__Prompt 1__
In the blog post about writing an awful kids' book, what example of an incompetent reader does the author give?

__Extract__
:::

Sunday, June 8, 2014

Twelve steps to writing an awful kids’ book.


Mea culpa.  I have been there and I have done that.  I have written awful children’s books; not just book but books, plural.  And no amount of “Hail Mary”s can fix the bad writing I’ve done (plus, I’m not Catholic).

Phew.  Feels good to get it off my chest.  These days, I sometimes turn up an old file on my hard drive and open it up, only to discover an ugly early attempt at a kids’ story.  I’m nowhere near perfect yet, but it has become easier, at least, to spot where all those early attempts went wrong.

If I ever wanted to write an awful kids’ book again, let’s just say I now know all the steps to get me there.  And having been there and done that, I’m happy to share this twelve-step plan to help you, too, create a children’s book that truly stinks. 

What?  You want to write a great kids’ book?

Don’t worry… for each of these twelve steps, I’ve offered a few tips (many from painful personal experience) on how to do it right.  You know… just in case you want to write this book:


Instead of this one:


You decide which you want to write… and then follow these twelve simple tips.


1) Write it in bad rhyme.

Or don’t, because…

I’ve already been accused of being the rhyme cops, but honestly?  I can’t help it. 

Listening to bad rhyme, for some people (helloooo!), is exactly like listening to a bunch of clashy piano chords.  Think kids won’t notice?  That they’ll love your book because the last syllables kind of match up?  Um, no. 

How can you tell if your rhyme is bad?  Hand your book to someone (preferably a stranger but anyone who hasn’t read it before) and listen to them read.  Do they stumble?  Do they have to smoosh 2 or 3 words together to make it all fit?  Do the rhymes sound off? 

As perfect as it sounds when you say it, or read it in your head, if it’s not perfect when an incompetent reader (aka an exhausted parent at bedtime) gets at it, you need to go back to the drawing board.  (Read more about fixing problems with rhyme.)

2) Make sure it only speaks to wealthy, white children.

Or don’t, because…

Kids everywhere should be able to get into your book.  No matter where they live or who they live with.  They may hear it from a teacher or come across it in a library.  Are they going to pick it up, or figure it has nothing to do with them?  (Read more about finding diversity in kids’ books)

:::

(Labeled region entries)
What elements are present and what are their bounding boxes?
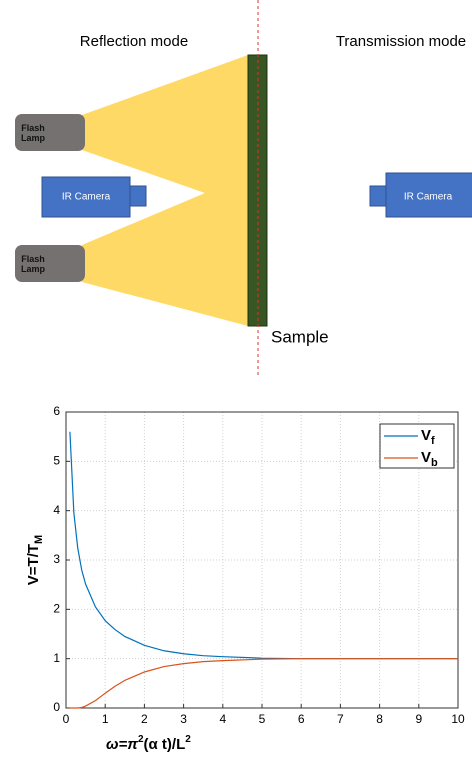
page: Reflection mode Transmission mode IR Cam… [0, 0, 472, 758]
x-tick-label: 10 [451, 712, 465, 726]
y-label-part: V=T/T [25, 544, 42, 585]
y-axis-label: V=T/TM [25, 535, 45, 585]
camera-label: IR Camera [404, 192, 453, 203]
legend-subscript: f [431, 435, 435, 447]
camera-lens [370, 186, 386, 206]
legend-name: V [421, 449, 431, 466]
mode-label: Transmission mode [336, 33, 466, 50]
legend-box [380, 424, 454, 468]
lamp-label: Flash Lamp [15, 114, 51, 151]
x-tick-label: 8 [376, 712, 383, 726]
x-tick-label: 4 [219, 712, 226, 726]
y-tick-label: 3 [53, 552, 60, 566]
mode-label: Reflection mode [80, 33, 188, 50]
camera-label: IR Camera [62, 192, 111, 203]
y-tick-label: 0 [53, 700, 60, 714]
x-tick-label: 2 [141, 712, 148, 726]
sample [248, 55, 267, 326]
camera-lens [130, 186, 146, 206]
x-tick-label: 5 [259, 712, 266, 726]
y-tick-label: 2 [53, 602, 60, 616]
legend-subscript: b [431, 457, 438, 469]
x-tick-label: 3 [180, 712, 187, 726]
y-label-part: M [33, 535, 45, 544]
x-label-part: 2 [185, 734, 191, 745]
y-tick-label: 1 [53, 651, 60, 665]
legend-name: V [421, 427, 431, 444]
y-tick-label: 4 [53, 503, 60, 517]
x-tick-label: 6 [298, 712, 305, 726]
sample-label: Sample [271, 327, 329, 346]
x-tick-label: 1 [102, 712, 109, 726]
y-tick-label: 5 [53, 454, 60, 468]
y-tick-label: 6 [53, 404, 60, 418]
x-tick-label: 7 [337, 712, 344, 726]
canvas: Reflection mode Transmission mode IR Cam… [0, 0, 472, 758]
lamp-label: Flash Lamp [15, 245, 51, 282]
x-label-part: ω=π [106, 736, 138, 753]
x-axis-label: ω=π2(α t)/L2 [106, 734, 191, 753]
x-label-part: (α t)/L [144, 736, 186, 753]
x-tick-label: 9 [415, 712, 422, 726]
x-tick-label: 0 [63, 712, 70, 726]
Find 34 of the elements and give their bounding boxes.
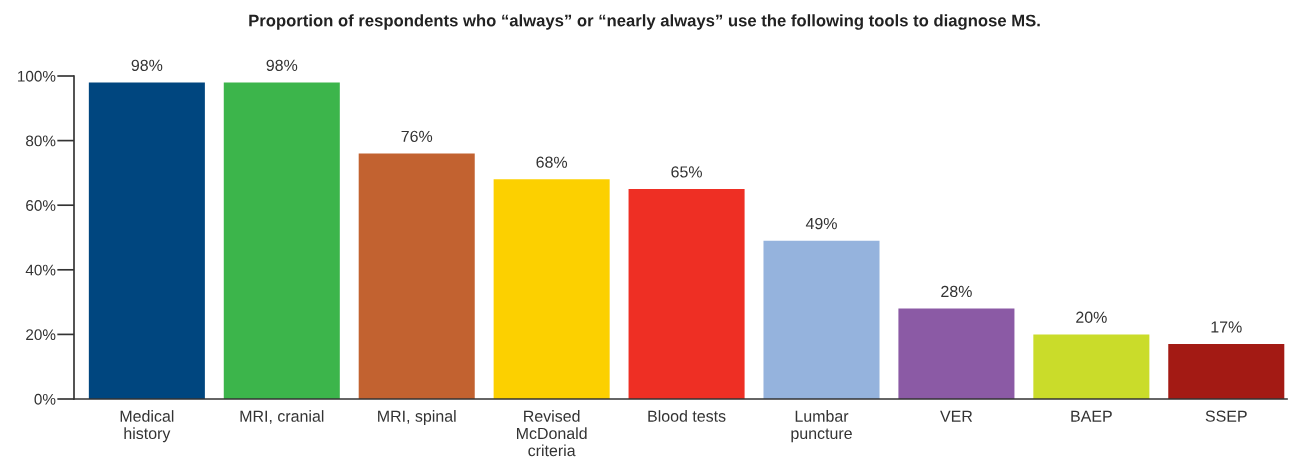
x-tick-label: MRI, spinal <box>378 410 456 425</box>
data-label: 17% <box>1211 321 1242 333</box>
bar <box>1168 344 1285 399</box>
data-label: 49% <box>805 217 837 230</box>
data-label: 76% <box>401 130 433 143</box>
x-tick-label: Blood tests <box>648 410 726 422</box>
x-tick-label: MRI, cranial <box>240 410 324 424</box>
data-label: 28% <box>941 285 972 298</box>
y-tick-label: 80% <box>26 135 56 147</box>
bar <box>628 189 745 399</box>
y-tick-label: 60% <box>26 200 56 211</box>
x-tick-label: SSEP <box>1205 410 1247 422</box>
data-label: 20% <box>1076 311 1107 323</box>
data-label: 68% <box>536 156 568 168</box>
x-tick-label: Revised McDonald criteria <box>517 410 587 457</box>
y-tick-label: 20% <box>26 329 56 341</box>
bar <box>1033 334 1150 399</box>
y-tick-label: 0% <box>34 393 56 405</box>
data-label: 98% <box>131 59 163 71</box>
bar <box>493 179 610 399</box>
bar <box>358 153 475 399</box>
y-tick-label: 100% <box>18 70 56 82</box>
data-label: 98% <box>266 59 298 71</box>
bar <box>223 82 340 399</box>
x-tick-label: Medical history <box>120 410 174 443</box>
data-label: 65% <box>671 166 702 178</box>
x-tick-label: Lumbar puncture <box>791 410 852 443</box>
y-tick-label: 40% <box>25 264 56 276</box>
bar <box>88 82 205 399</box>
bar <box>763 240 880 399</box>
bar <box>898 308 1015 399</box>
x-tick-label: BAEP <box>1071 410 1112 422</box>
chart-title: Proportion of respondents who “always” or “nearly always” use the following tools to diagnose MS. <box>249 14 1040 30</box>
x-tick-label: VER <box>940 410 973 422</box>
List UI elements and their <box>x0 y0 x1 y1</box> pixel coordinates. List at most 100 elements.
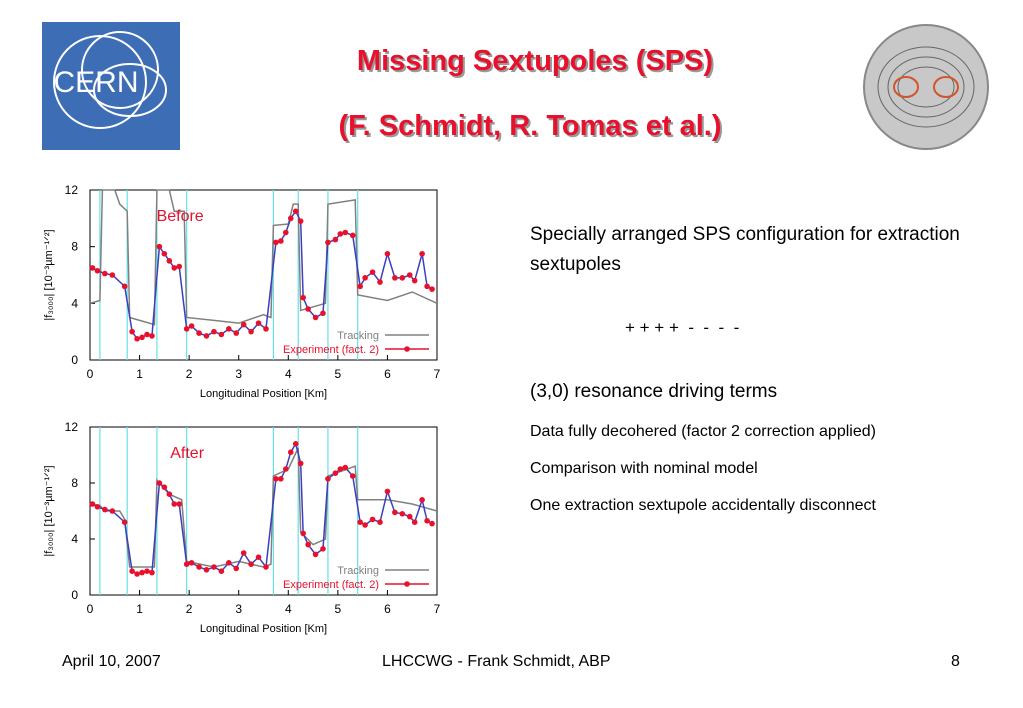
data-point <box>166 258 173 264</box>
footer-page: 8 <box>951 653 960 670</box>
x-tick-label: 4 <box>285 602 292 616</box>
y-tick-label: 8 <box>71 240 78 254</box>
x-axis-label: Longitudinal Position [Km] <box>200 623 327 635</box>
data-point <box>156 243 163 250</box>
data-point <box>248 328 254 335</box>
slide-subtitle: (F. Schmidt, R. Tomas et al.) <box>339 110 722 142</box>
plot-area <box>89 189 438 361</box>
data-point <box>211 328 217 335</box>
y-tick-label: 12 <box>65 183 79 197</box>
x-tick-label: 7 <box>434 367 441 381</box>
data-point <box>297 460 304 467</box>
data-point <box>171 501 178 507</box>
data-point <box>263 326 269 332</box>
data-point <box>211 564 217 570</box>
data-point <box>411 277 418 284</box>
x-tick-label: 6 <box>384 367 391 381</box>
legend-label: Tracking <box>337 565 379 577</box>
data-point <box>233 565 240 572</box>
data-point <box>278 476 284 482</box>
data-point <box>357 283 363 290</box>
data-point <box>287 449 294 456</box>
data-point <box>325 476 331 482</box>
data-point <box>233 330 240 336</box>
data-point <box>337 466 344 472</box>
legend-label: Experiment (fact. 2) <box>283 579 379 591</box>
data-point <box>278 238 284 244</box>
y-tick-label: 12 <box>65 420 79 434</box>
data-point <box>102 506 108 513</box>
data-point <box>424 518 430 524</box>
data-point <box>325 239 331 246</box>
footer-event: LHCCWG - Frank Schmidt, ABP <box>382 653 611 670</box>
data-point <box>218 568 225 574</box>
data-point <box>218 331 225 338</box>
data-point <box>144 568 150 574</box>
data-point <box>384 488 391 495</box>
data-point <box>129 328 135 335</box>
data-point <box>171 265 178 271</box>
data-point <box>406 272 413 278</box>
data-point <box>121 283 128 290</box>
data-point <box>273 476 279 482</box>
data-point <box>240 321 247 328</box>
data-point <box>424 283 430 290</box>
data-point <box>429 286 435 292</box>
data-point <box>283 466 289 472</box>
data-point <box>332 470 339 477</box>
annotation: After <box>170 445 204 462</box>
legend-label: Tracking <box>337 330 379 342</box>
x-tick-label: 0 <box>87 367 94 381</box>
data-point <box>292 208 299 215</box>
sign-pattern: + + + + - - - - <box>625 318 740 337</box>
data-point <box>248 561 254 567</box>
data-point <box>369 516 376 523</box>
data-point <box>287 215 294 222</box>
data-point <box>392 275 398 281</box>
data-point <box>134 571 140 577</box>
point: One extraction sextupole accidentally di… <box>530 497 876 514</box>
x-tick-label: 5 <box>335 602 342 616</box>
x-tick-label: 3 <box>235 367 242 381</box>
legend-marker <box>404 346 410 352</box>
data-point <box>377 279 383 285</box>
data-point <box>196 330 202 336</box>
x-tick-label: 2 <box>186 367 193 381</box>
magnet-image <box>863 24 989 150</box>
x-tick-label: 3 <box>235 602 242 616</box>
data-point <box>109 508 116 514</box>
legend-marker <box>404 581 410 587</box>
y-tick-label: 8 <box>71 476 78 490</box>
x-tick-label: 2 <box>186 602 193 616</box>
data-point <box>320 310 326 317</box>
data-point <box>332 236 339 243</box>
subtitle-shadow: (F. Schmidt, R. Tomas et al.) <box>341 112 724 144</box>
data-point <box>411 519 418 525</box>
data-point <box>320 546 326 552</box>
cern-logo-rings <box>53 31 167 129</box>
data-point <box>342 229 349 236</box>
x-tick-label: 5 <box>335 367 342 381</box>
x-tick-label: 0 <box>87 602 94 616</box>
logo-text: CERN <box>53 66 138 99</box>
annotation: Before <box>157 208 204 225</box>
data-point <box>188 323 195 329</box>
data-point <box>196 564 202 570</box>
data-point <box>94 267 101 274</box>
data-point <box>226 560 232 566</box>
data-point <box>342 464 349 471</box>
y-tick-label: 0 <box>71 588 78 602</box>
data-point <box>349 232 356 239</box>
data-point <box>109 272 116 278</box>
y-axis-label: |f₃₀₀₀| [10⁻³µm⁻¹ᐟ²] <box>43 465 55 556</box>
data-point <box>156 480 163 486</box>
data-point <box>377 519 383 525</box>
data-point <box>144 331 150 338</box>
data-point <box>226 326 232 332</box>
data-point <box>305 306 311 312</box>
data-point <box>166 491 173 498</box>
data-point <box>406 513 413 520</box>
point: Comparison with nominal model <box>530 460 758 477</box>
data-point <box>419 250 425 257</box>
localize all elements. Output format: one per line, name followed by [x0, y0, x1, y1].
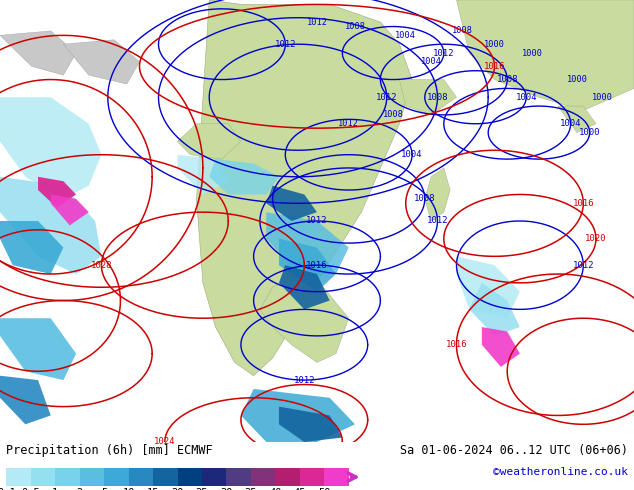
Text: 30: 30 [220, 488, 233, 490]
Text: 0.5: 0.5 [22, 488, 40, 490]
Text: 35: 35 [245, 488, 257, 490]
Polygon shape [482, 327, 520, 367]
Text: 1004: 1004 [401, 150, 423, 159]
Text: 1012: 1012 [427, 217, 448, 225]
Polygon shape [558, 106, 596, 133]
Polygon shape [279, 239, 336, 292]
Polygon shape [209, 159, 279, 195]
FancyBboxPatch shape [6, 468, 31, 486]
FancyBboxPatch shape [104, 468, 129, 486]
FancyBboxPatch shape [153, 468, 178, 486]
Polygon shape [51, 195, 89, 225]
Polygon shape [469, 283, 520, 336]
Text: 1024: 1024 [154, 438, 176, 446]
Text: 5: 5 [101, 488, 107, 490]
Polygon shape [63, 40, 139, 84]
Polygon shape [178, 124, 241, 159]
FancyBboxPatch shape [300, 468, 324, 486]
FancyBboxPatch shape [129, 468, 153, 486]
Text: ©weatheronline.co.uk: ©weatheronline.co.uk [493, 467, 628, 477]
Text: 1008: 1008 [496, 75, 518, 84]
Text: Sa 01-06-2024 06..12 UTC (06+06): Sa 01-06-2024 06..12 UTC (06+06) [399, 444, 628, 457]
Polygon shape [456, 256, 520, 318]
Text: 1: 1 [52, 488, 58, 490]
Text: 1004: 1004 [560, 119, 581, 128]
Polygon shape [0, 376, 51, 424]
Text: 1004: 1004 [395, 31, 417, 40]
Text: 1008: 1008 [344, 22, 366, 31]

:::

__Prompt 2__
Pull out every line of the records that contains the word "name".

__Complete response 1__
An exhausted parent at bedtime.

__Complete response 2__
legend-name: V [421, 449, 431, 466]
legend-name: V [421, 427, 431, 444]
localize all elements. Output format: one per line, name followed by [x0, y0, x1, y1].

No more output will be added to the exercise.